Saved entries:

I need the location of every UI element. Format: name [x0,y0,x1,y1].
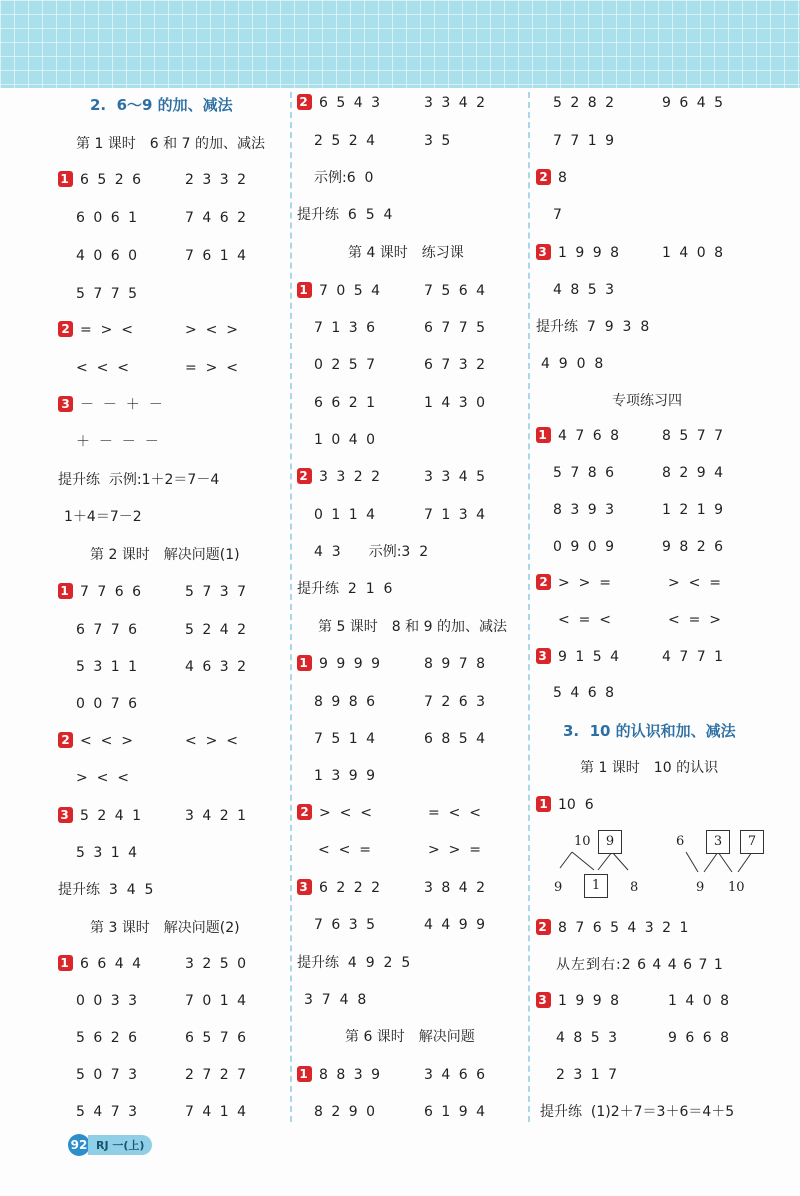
question-number-badge: 1 [58,583,73,599]
question-number-badge: 2 [536,574,551,590]
answer-row: 2 8 [536,168,567,188]
number-decomposition-diagram [550,826,650,896]
answer-row: 3 1 9 9 8 [536,991,621,1011]
question-number-badge: 3 [536,992,551,1008]
answer-group: 8 9 7 8 [424,656,487,672]
answer-group: 5 7 8 6 [553,465,616,481]
answer-group: 1 0 4 0 [314,432,377,448]
answer-group: 5 4 7 3 [76,1104,139,1120]
answer-group: 6 1 9 4 [424,1104,487,1120]
answer-row: 2 < < > [58,731,133,751]
section-heading: 2. 6～9 的加、减法 [90,96,233,114]
answer-box: 3 [706,830,730,854]
answer-row: 2 8 7 6 5 4 3 2 1 [536,918,690,938]
answer-row: 3 5 2 4 1 [58,806,143,826]
answer-group: 8 3 9 3 [553,502,616,518]
answer-group: 5 3 1 1 [76,659,139,675]
answer-row: 2 > < < [297,803,372,823]
answer-group: = < < [428,805,481,821]
answer-row: 1 7 7 6 6 [58,582,143,602]
question-number-badge: 1 [536,427,551,443]
answer-group: < > < [185,733,238,749]
question-number-badge: 2 [536,169,551,185]
answer-group: 7 2 6 3 [424,694,487,710]
number-decomposition-diagram [672,826,772,896]
answer-row: 3 1 9 9 8 [536,243,621,263]
answer-row: 1 10 6 [536,795,594,815]
edition-label: RJ 一(上) [88,1135,152,1155]
answer-group: 0 0 3 3 [76,993,139,1009]
answer-group: 5 0 7 3 [76,1067,139,1083]
answer-group: 从左到右:2 6 4 4 6 7 1 [556,957,724,973]
diagram-number: 6 [676,834,685,849]
answer-group: 3 3 4 2 [424,95,487,111]
answer-group: > < = [668,575,721,591]
extension-answer: 提升练 示例:1＋2＝7－4 [58,472,220,488]
answer-box: 7 [740,830,764,854]
answer-group: 6 7 7 5 [424,320,487,336]
diagram-number: 10 [574,834,591,849]
answer-group [662,205,666,225]
question-number-badge: 3 [58,396,73,412]
answer-box: 1 [584,874,608,898]
answer-group: > < < [76,770,129,786]
answer-group: 5 2 8 2 [553,95,616,111]
answer-group: 0 2 5 7 [314,357,377,373]
question-number-badge: 3 [58,807,73,823]
answer-row: 1 9 9 9 9 [297,654,382,674]
answer-group: 3 3 4 5 [424,469,487,485]
extension-answer: 提升练 3 4 5 [58,882,154,898]
answer-group: 3 2 5 0 [185,956,248,972]
column-divider [528,92,530,1122]
answer-group: 2 3 3 2 [185,172,248,188]
answer-group: 6 6 2 1 [314,395,377,411]
answer-group: 7 4 6 2 [185,210,248,226]
question-number-badge: 2 [58,321,73,337]
diagram-number: 8 [630,880,639,895]
answer-row: 1 4 7 6 8 [536,426,621,446]
answer-group: 3 8 4 2 [424,880,487,896]
answer-group: 7 7 1 9 [553,133,616,149]
answer-row: 1 6 6 4 4 [58,954,143,974]
question-number-badge: 2 [297,94,312,110]
answer-group: 1 3 9 9 [314,768,377,784]
answer-row: 1 8 8 3 9 [297,1065,382,1085]
question-number-badge: 3 [297,879,312,895]
extension-answer: 提升练 7 9 3 8 [536,319,650,335]
column-divider [290,92,292,1122]
diagram-number: 9 [696,880,705,895]
answer-group: 7 5 6 4 [424,283,487,299]
answer-row: 2 3 3 2 2 [297,467,382,487]
answer-box: 9 [598,830,622,854]
question-number-badge: 1 [536,796,551,812]
lesson-title: 第 1 课时 10 的认识 [580,760,719,776]
answer-group: 9 6 4 5 [662,95,725,111]
answer-group: 7 5 1 4 [314,731,377,747]
question-number-badge: 1 [297,282,312,298]
answer-group: 4 6 3 2 [185,659,248,675]
answer-group: < < < [76,360,129,376]
answer-group: 3 4 6 6 [424,1067,487,1083]
answer-group: > < > [185,322,238,338]
answer-group: 6 7 7 6 [76,622,139,638]
lesson-title: 第 1 课时 6 和 7 的加、减法 [76,136,265,152]
answer-group: 0 9 0 9 [553,539,616,555]
answer-group: 3 4 2 1 [185,808,248,824]
question-number-badge: 1 [58,955,73,971]
answer-group: 6 8 5 4 [424,731,487,747]
diagram-number: 10 [728,880,745,895]
answer-group: 0 0 7 6 [76,696,139,712]
answer-group: 5 7 3 7 [185,584,248,600]
lesson-title: 第 6 课时 解决问题 [345,1029,475,1045]
answer-group: 2 7 2 7 [185,1067,248,1083]
answer-group: 4 8 5 3 [553,282,616,298]
answer-group: 9 6 6 8 [668,1030,731,1046]
extension-answer: 1＋4＝7－2 [64,509,142,525]
answer-group: 4 0 6 0 [76,248,139,264]
answer-group: 8 2 9 0 [314,1104,377,1120]
question-number-badge: 2 [536,919,551,935]
answer-group [662,168,666,188]
question-number-badge: 2 [297,804,312,820]
answer-row: 2 > > = [536,573,611,593]
question-number-badge: 1 [297,1066,312,1082]
answer-group: 8 5 7 7 [662,428,725,444]
answer-group: 6 5 7 6 [185,1030,248,1046]
question-number-badge: 3 [536,244,551,260]
answer-group: 5 7 7 5 [76,286,139,302]
answer-row: 3 6 2 2 2 [297,878,382,898]
diagram-number: 9 [554,880,563,895]
answer-group: 2 3 1 7 [556,1067,619,1083]
answer-group: 1 4 3 0 [424,395,487,411]
question-number-badge: 3 [536,648,551,664]
extension-answer: 提升练 6 5 4 [297,207,393,223]
answer-group: 5 4 6 8 [553,685,616,701]
answer-example: 示例:6 0 [314,170,374,186]
answer-group: 2 5 2 4 [314,133,377,149]
answer-group: > > = [428,842,481,858]
answer-row: 1 7 0 5 4 [297,281,382,301]
page-footer [68,1134,152,1156]
answer-group: < < = [318,842,371,858]
question-number-badge: 1 [297,655,312,671]
answer-group: 1 4 0 8 [662,245,725,261]
lesson-title: 第 3 课时 解决问题(2) [90,920,240,936]
answer-row: 2 = > < [58,320,133,340]
extension-answer: 提升练 4 9 2 5 [297,955,411,971]
answer-group: 6 7 3 2 [424,357,487,373]
lesson-title: 第 5 课时 8 和 9 的加、减法 [318,619,507,635]
answer-group: 8 9 8 6 [314,694,377,710]
answer-group: 8 2 9 4 [662,465,725,481]
answer-group: 5 2 4 2 [185,622,248,638]
lesson-title: 专项练习四 [612,393,682,409]
answer-group: 7 6 3 5 [314,917,377,933]
answer-group: 4 3 示例:3 2 [314,544,429,560]
answer-row: 3 － － ＋ － [58,395,163,415]
answer-group: 7 [553,207,562,223]
answer-group: 4 8 5 3 [556,1030,619,1046]
lesson-title: 第 4 课时 练习课 [348,245,464,261]
section-heading: 3. 10 的认识和加、减法 [563,722,736,740]
page-number: 92 [68,1134,90,1156]
answer-group: 6 0 6 1 [76,210,139,226]
extension-answer: 提升练 2 1 6 [297,581,393,597]
answer-group: 5 3 1 4 [76,845,139,861]
question-number-badge: 2 [297,468,312,484]
answer-group: 7 1 3 4 [424,507,487,523]
answer-group: 4 4 9 9 [424,917,487,933]
answer-group: < = < [558,612,611,628]
extension-answer: 4 9 0 8 [541,356,604,372]
answer-row: 1 6 5 2 6 [58,170,143,190]
answer-group: 1 4 0 8 [668,993,731,1009]
question-number-badge: 2 [58,732,73,748]
extension-answer: 提升练 (1)2＋7＝3＋6＝4＋5 [540,1104,735,1120]
answer-group: 9 8 2 6 [662,539,725,555]
answer-group: 7 1 3 6 [314,320,377,336]
lesson-title: 第 2 课时 解决问题(1) [90,547,240,563]
answer-group: 4 7 7 1 [662,649,725,665]
question-number-badge: 1 [58,171,73,187]
answer-group: 0 1 1 4 [314,507,377,523]
header-grid-band [0,0,800,88]
answer-group: 7 0 1 4 [185,993,248,1009]
answer-group: 7 6 1 4 [185,248,248,264]
answer-group: = > < [185,360,238,376]
answer-group: 5 6 2 6 [76,1030,139,1046]
answer-group: 1 2 1 9 [662,502,725,518]
answer-group: < = > [668,612,721,628]
answer-row: 2 6 5 4 3 [297,93,382,113]
answer-group: 7 4 1 4 [185,1104,248,1120]
extension-answer: 3 7 4 8 [304,992,367,1008]
answer-group: ＋ － － － [76,434,159,450]
answer-group: 3 5 [424,133,453,149]
answer-row: 3 9 1 5 4 [536,647,621,667]
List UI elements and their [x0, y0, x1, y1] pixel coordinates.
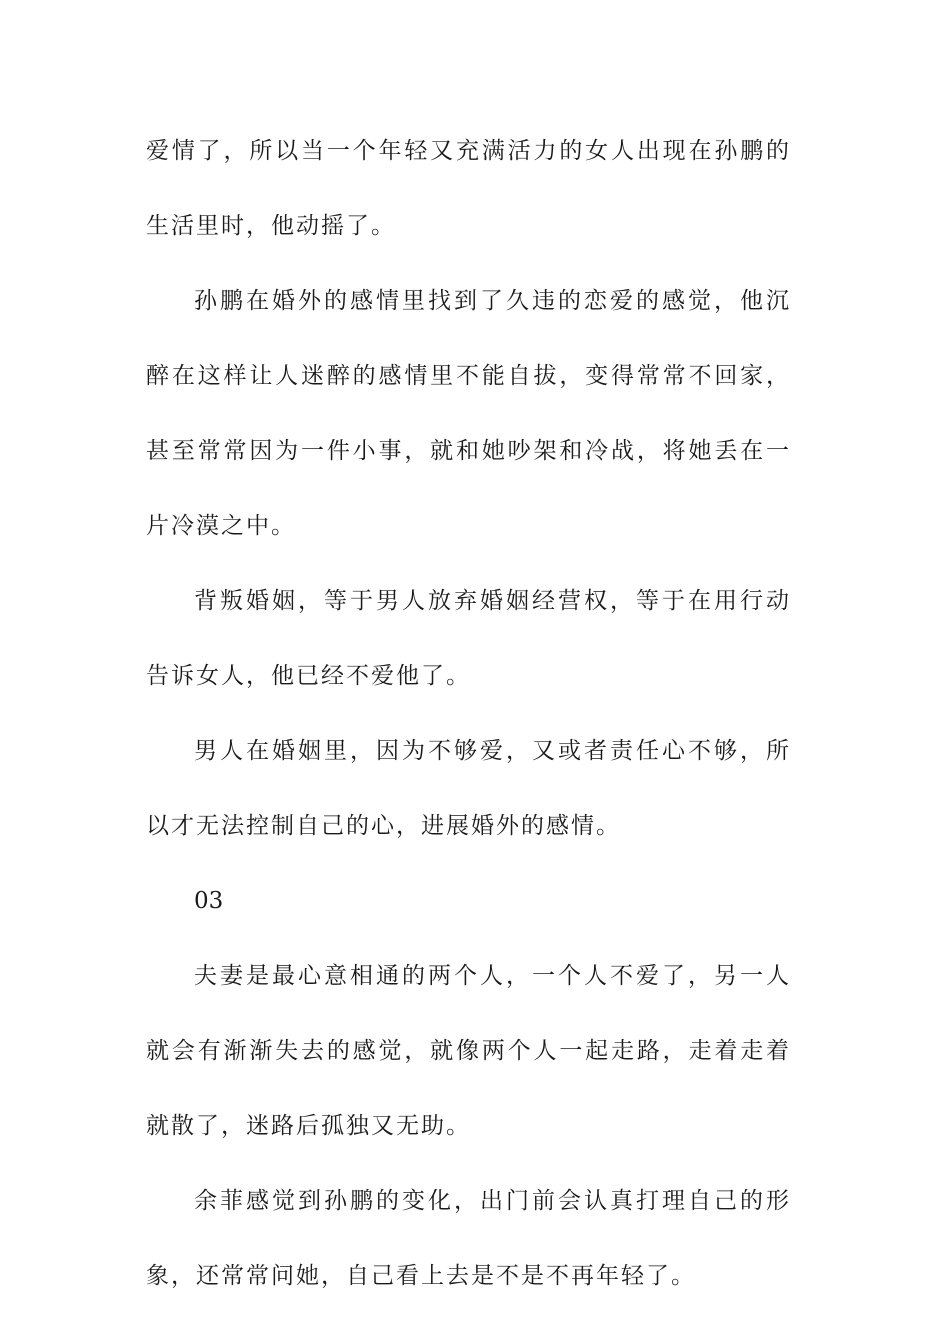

### To do
Report every line of the records above that contains the string "extension", matching case exactly.

### Response
extension-answer: 提升练 示例:1＋2＝7－4 [58,472,220,488]
extension-answer: 提升练 3 4 5 [58,882,154,898]
extension-answer: 提升练 7 9 3 8 [536,319,650,335]
extension-answer: 1＋4＝7－2 [64,509,142,525]
extension-answer: 提升练 6 5 4 [297,207,393,223]
extension-answer: 提升练 4 9 2 5 [297,955,411,971]
extension-answer: 提升练 2 1 6 [297,581,393,597]
extension-answer: 4 9 0 8 [541,356,604,372]
extension-answer: 提升练 (1)2＋7＝3＋6＝4＋5 [540,1104,735,1120]
extension-answer: 3 7 4 8 [304,992,367,1008]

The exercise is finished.